REQUIREMENT. Repeat the data that follows, word for word, without the images.

MATERIAL PROVIDED.

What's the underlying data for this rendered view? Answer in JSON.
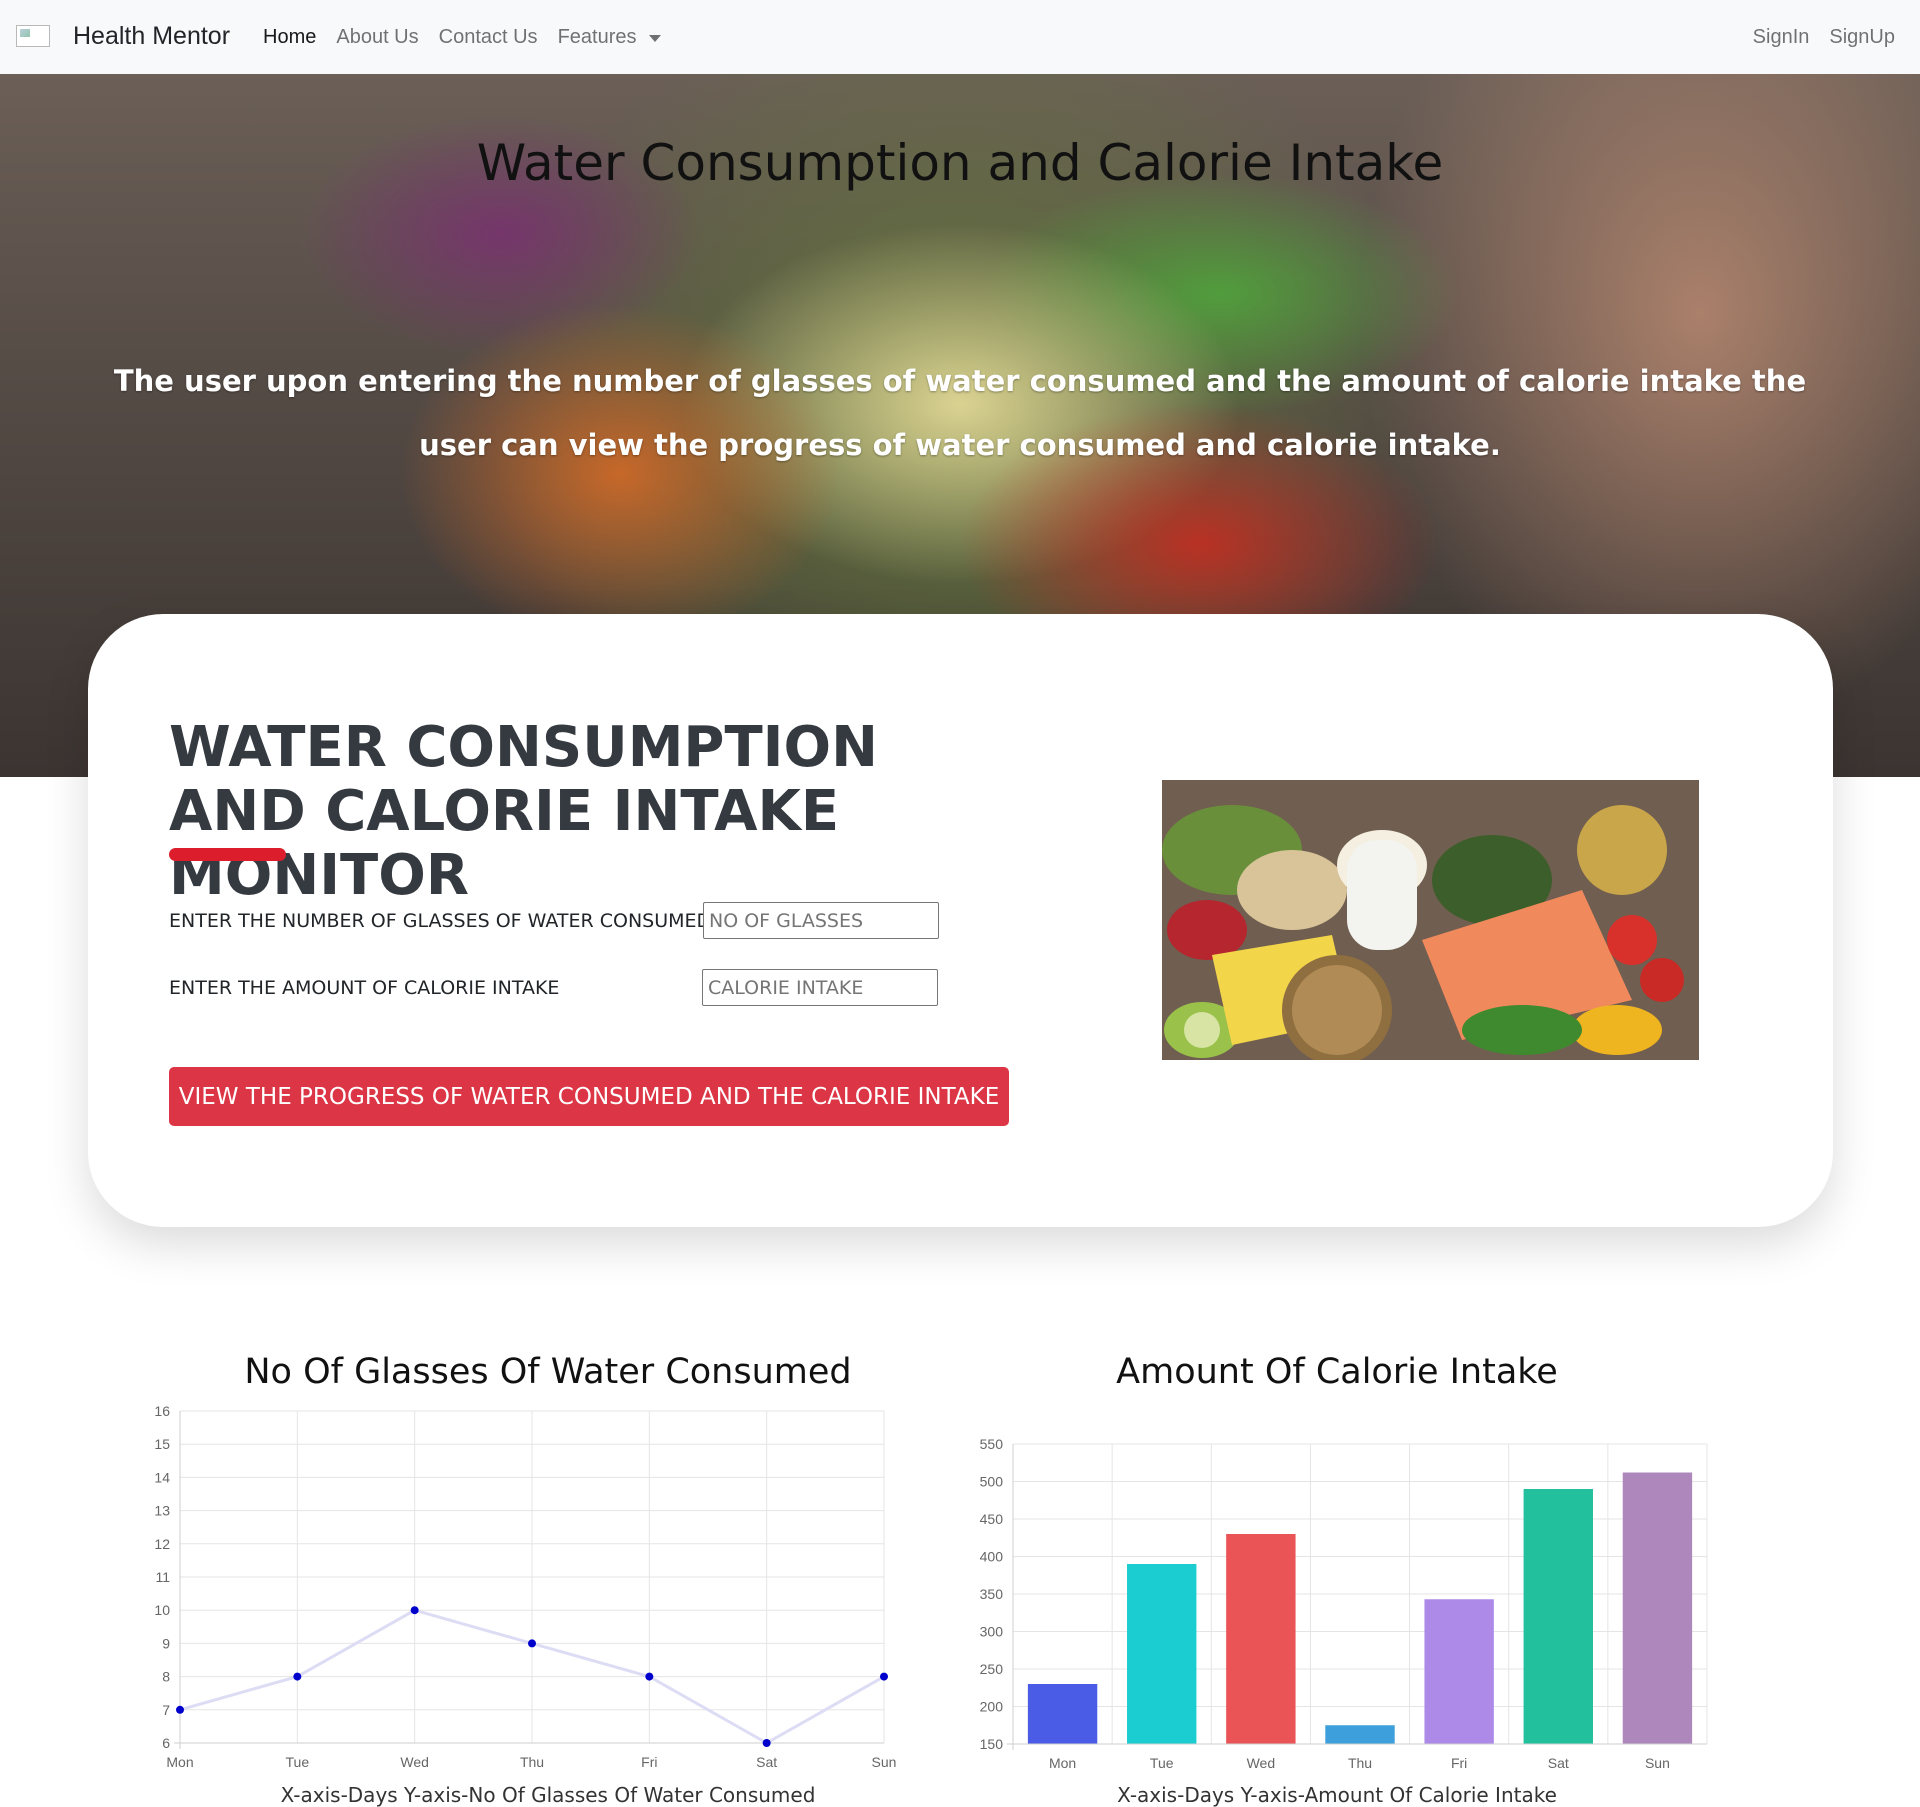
{
  "nav": {
    "brand": "Health Mentor",
    "links": [
      "Home",
      "About Us",
      "Contact Us",
      "Features"
    ],
    "right": [
      "SignIn",
      "SignUp"
    ]
  },
  "hero": {
    "title": "Water Consumption and Calorie Intake",
    "text": "The user upon entering the number of glasses of water consumed and the amount of calorie intake the user can view the progress of water consumed and calorie intake."
  },
  "monitor": {
    "title": "WATER CONSUMPTION AND CALORIE INTAKE MONITOR",
    "water_label": "ENTER THE NUMBER OF GLASSES OF WATER CONSUMED",
    "water_placeholder": "NO OF GLASSES",
    "calorie_label": "ENTER THE AMOUNT OF CALORIE INTAKE",
    "calorie_placeholder": "CALORIE INTAKE",
    "button": "VIEW THE PROGRESS OF WATER CONSUMED AND THE CALORIE INTAKE"
  },
  "colors": {
    "accent": "#dc3545",
    "underline": "#dc1e2c",
    "line_point": "#0000cc"
  },
  "chart_data": [
    {
      "type": "line",
      "title": "No Of Glasses Of Water Consumed",
      "caption": "X-axis-Days   Y-axis-No Of Glasses Of Water Consumed",
      "categories": [
        "Mon",
        "Tue",
        "Wed",
        "Thu",
        "Fri",
        "Sat",
        "Sun"
      ],
      "values": [
        7,
        8,
        10,
        9,
        8,
        6,
        8
      ],
      "ylim": [
        6,
        16
      ],
      "ystep": 1,
      "grid": true
    },
    {
      "type": "bar",
      "title": "Amount Of Calorie Intake",
      "caption": "X-axis-Days   Y-axis-Amount Of Calorie Intake",
      "categories": [
        "Mon",
        "Tue",
        "Wed",
        "Thu",
        "Fri",
        "Sat",
        "Sun"
      ],
      "values": [
        230,
        390,
        430,
        175,
        343,
        490,
        512
      ],
      "colors": [
        "#4a5be6",
        "#1bcdd0",
        "#ea5456",
        "#3d9fdb",
        "#ae8ae8",
        "#22c09c",
        "#ae87bd"
      ],
      "ylim": [
        150,
        550
      ],
      "ystep": 50,
      "grid": true
    }
  ]
}
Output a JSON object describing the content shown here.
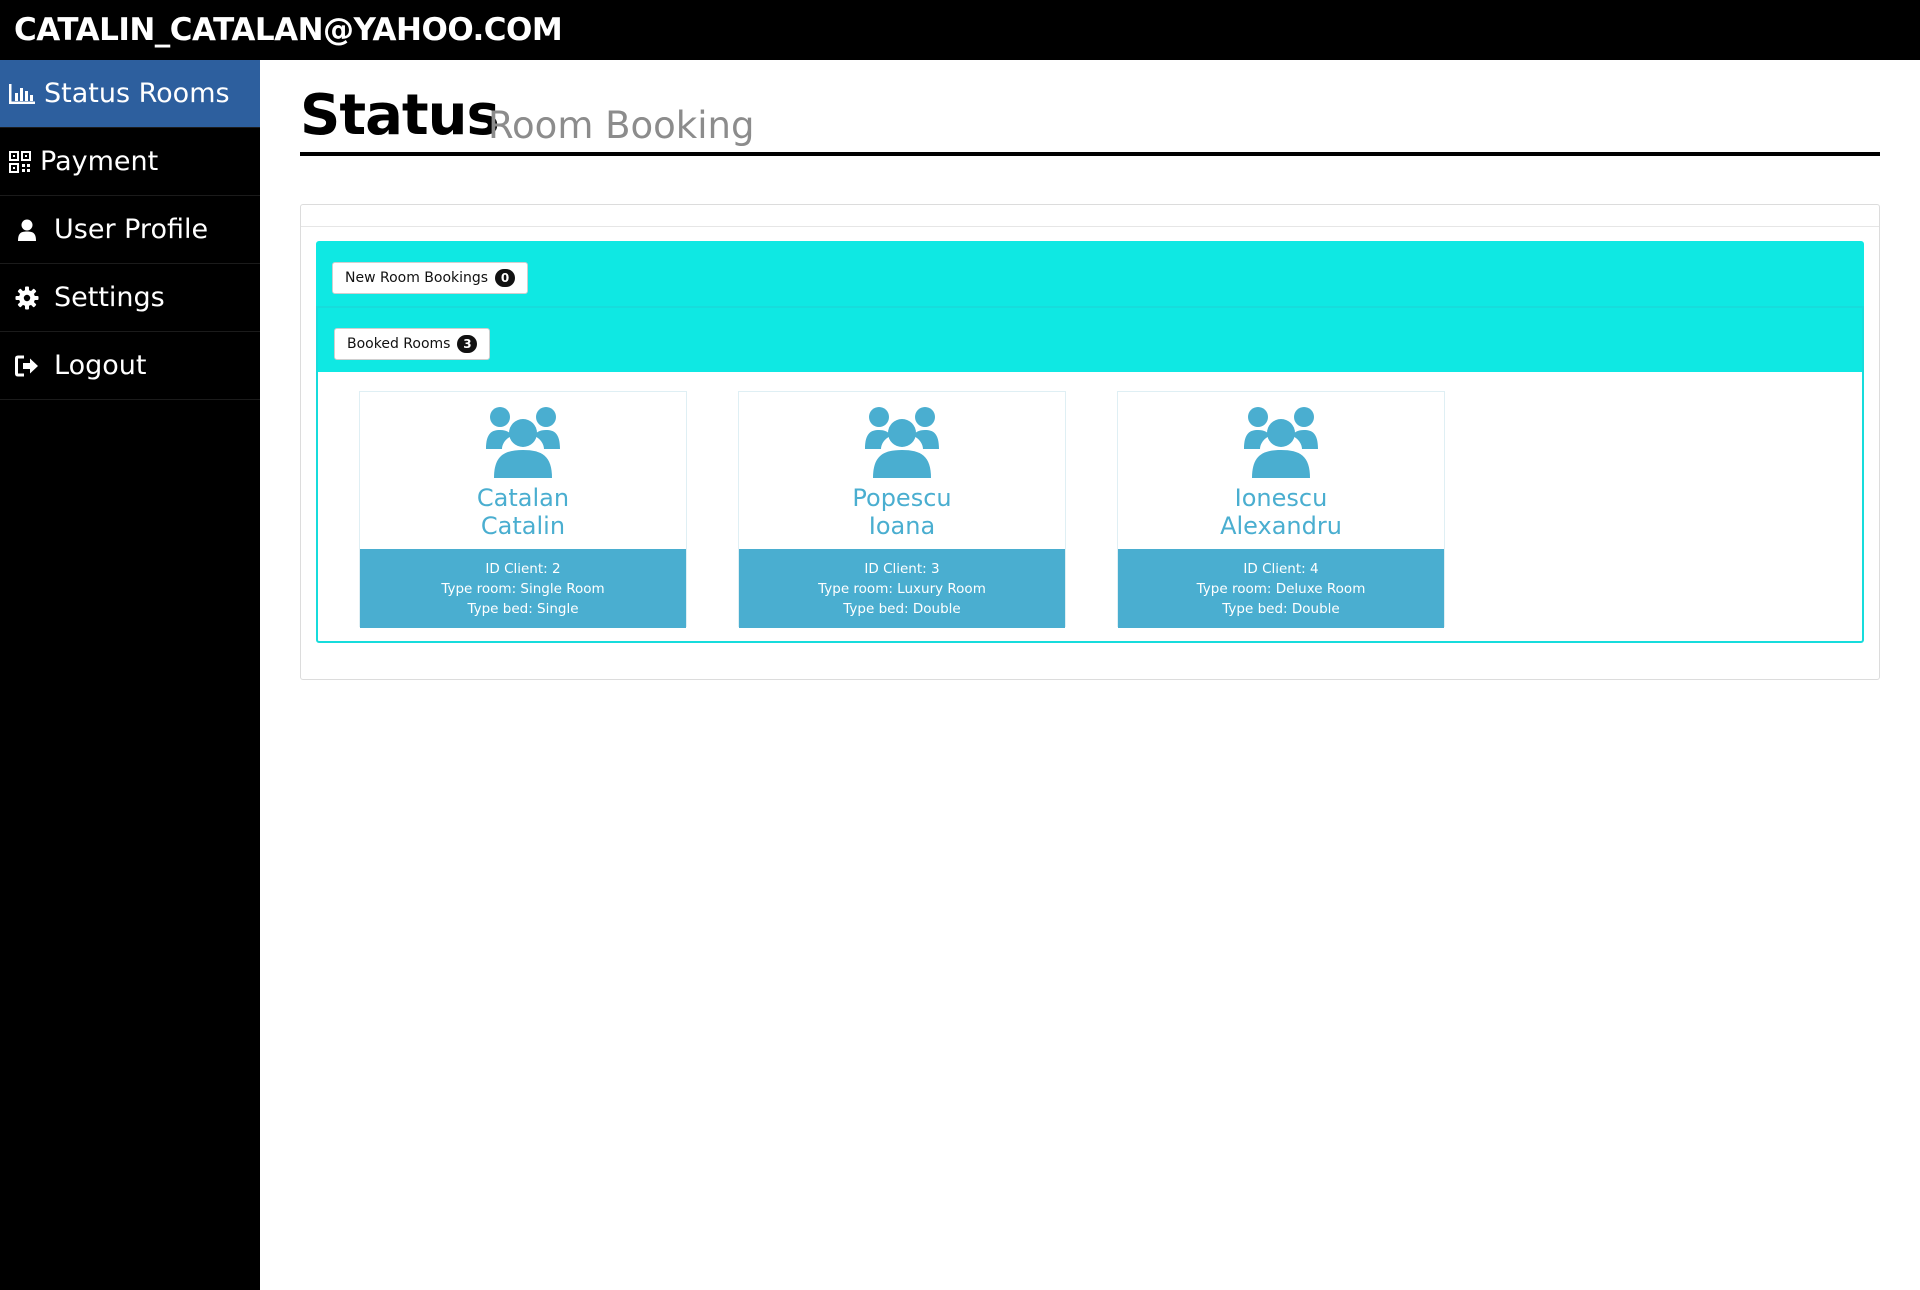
{
  "header": {
    "user_email": "CATALIN_CATALAN@YAHOO.COM"
  },
  "sidebar": {
    "items": [
      {
        "label": "Status Rooms",
        "icon": "bar-chart-icon",
        "active": true
      },
      {
        "label": "Payment",
        "icon": "qr-code-icon",
        "active": false
      },
      {
        "label": "User Profile",
        "icon": "user-icon",
        "active": false
      },
      {
        "label": "Settings",
        "icon": "gear-icon",
        "active": false
      },
      {
        "label": "Logout",
        "icon": "sign-out-icon",
        "active": false
      }
    ]
  },
  "page": {
    "title": "Status",
    "subtitle": "Room Booking"
  },
  "panels": {
    "new_bookings": {
      "label": "New Room Bookings",
      "count": "0"
    },
    "booked_rooms": {
      "label": "Booked Rooms",
      "count": "3"
    }
  },
  "rooms": [
    {
      "first": "Catalan",
      "last": "Catalin",
      "id": "ID Client: 2",
      "type_room": "Type room: Single Room",
      "type_bed": "Type bed: Single",
      "icon": "users-icon"
    },
    {
      "first": "Popescu",
      "last": "Ioana",
      "id": "ID Client: 3",
      "type_room": "Type room: Luxury Room",
      "type_bed": "Type bed: Double",
      "icon": "users-icon"
    },
    {
      "first": "Ionescu",
      "last": "Alexandru",
      "id": "ID Client: 4",
      "type_room": "Type room: Deluxe Room",
      "type_bed": "Type bed: Double",
      "icon": "users-icon"
    }
  ],
  "colors": {
    "topbar": "#000000",
    "sidebar_active": "#2d5f9e",
    "cyan": "#0fe8e3",
    "card_accent": "#4aaed0"
  }
}
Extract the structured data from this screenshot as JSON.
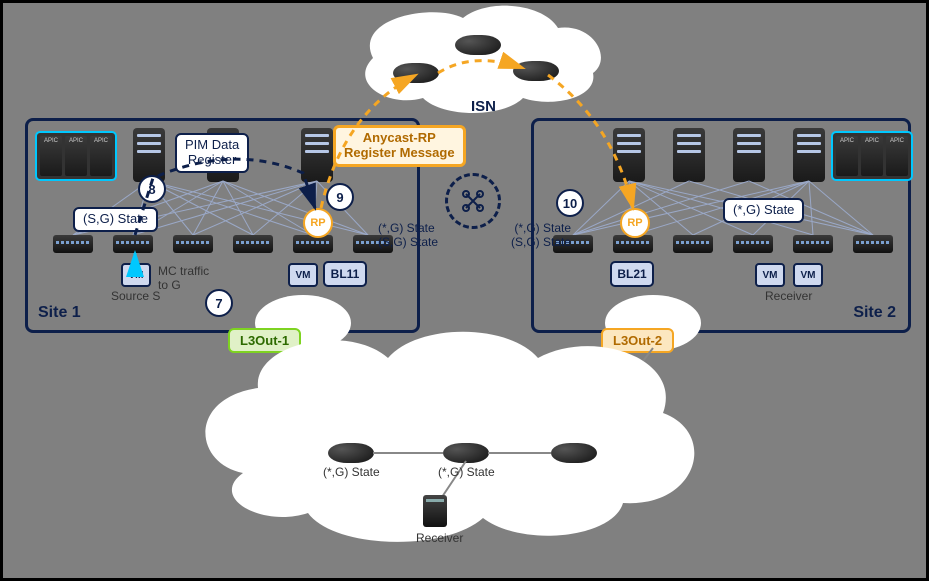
{
  "isn_label": "ISN",
  "anycast_label": "Anycast-RP\nRegister Message",
  "pim_label": "PIM Data\nRegister",
  "site1": {
    "name": "Site 1",
    "sg_state": "(S,G) State",
    "source_label": "Source S",
    "mc_traffic": "MC traffic\nto G",
    "star_g_state": "(*,G) State\n(S,G) State",
    "bl": "BL11",
    "l3out": "L3Out-1"
  },
  "site2": {
    "name": "Site 2",
    "star_g": "(*,G) State",
    "star_g_state": "(*,G) State\n(S,G) State",
    "bl": "BL21",
    "receiver": "Receiver",
    "l3out": "L3Out-2"
  },
  "steps": {
    "s7": "7",
    "s8": "8",
    "s9": "9",
    "s10": "10"
  },
  "rp": "RP",
  "vm": "VM",
  "external": {
    "left_state": "(*,G) State",
    "mid_state": "(*,G) State",
    "receiver": "Receiver"
  }
}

RESULT OF THIS TASK.
What's the underlying data for this rendered view? Answer in JSON.
{
  "nav": {
    "brand": "Health Mentor",
    "links": [
      "Home",
      "About Us",
      "Contact Us",
      "Features"
    ],
    "right": [
      "SignIn",
      "SignUp"
    ]
  },
  "hero": {
    "title": "Water Consumption and Calorie Intake",
    "text": "The user upon entering the number of glasses of water consumed and the amount of calorie intake the user can view the progress of water consumed and calorie intake."
  },
  "monitor": {
    "title": "WATER CONSUMPTION AND CALORIE INTAKE MONITOR",
    "water_label": "ENTER THE NUMBER OF GLASSES OF WATER CONSUMED",
    "water_placeholder": "NO OF GLASSES",
    "calorie_label": "ENTER THE AMOUNT OF CALORIE INTAKE",
    "calorie_placeholder": "CALORIE INTAKE",
    "button": "VIEW THE PROGRESS OF WATER CONSUMED AND THE CALORIE INTAKE"
  },
  "colors": {
    "accent": "#dc3545",
    "underline": "#dc1e2c",
    "line_point": "#0000cc"
  },
  "chart_data": [
    {
      "type": "line",
      "title": "No Of Glasses Of Water Consumed",
      "caption": "X-axis-Days   Y-axis-No Of Glasses Of Water Consumed",
      "categories": [
        "Mon",
        "Tue",
        "Wed",
        "Thu",
        "Fri",
        "Sat",
        "Sun"
      ],
      "values": [
        7,
        8,
        10,
        9,
        8,
        6,
        8
      ],
      "ylim": [
        6,
        16
      ],
      "ystep": 1,
      "grid": true
    },
    {
      "type": "bar",
      "title": "Amount Of Calorie Intake",
      "caption": "X-axis-Days   Y-axis-Amount Of Calorie Intake",
      "categories": [
        "Mon",
        "Tue",
        "Wed",
        "Thu",
        "Fri",
        "Sat",
        "Sun"
      ],
      "values": [
        230,
        390,
        430,
        175,
        343,
        490,
        512
      ],
      "colors": [
        "#4a5be6",
        "#1bcdd0",
        "#ea5456",
        "#3d9fdb",
        "#ae8ae8",
        "#22c09c",
        "#ae87bd"
      ],
      "ylim": [
        150,
        550
      ],
      "ystep": 50,
      "grid": true
    }
  ]
}
Output a JSON object describing the content shown here.
{
  "header": {
    "user_email": "CATALIN_CATALAN@YAHOO.COM"
  },
  "sidebar": {
    "items": [
      {
        "label": "Status Rooms",
        "icon": "bar-chart-icon",
        "active": true
      },
      {
        "label": "Payment",
        "icon": "qr-code-icon",
        "active": false
      },
      {
        "label": "User Profile",
        "icon": "user-icon",
        "active": false
      },
      {
        "label": "Settings",
        "icon": "gear-icon",
        "active": false
      },
      {
        "label": "Logout",
        "icon": "sign-out-icon",
        "active": false
      }
    ]
  },
  "page": {
    "title": "Status",
    "subtitle": "Room Booking"
  },
  "panels": {
    "new_bookings": {
      "label": "New Room Bookings",
      "count": "0"
    },
    "booked_rooms": {
      "label": "Booked Rooms",
      "count": "3"
    }
  },
  "rooms": [
    {
      "first": "Catalan",
      "last": "Catalin",
      "id": "ID Client: 2",
      "type_room": "Type room: Single Room",
      "type_bed": "Type bed: Single",
      "icon": "users-icon"
    },
    {
      "first": "Popescu",
      "last": "Ioana",
      "id": "ID Client: 3",
      "type_room": "Type room: Luxury Room",
      "type_bed": "Type bed: Double",
      "icon": "users-icon"
    },
    {
      "first": "Ionescu",
      "last": "Alexandru",
      "id": "ID Client: 4",
      "type_room": "Type room: Deluxe Room",
      "type_bed": "Type bed: Double",
      "icon": "users-icon"
    }
  ],
  "colors": {
    "topbar": "#000000",
    "sidebar_active": "#2d5f9e",
    "cyan": "#0fe8e3",
    "card_accent": "#4aaed0"
  }
}
Extract the structured data from this screenshot as JSON.
{
  "isn_label": "ISN",
  "anycast_label": "Anycast-RP\nRegister Message",
  "pim_label": "PIM Data\nRegister",
  "site1": {
    "name": "Site 1",
    "sg_state": "(S,G) State",
    "source_label": "Source S",
    "mc_traffic": "MC traffic\nto G",
    "star_g_state": "(*,G) State\n(S,G) State",
    "bl": "BL11",
    "l3out": "L3Out-1"
  },
  "site2": {
    "name": "Site 2",
    "star_g": "(*,G) State",
    "star_g_state": "(*,G) State\n(S,G) State",
    "bl": "BL21",
    "receiver": "Receiver",
    "l3out": "L3Out-2"
  },
  "steps": {
    "s7": "7",
    "s8": "8",
    "s9": "9",
    "s10": "10"
  },
  "rp": "RP",
  "vm": "VM",
  "external": {
    "left_state": "(*,G) State",
    "mid_state": "(*,G) State",
    "receiver": "Receiver"
  }
}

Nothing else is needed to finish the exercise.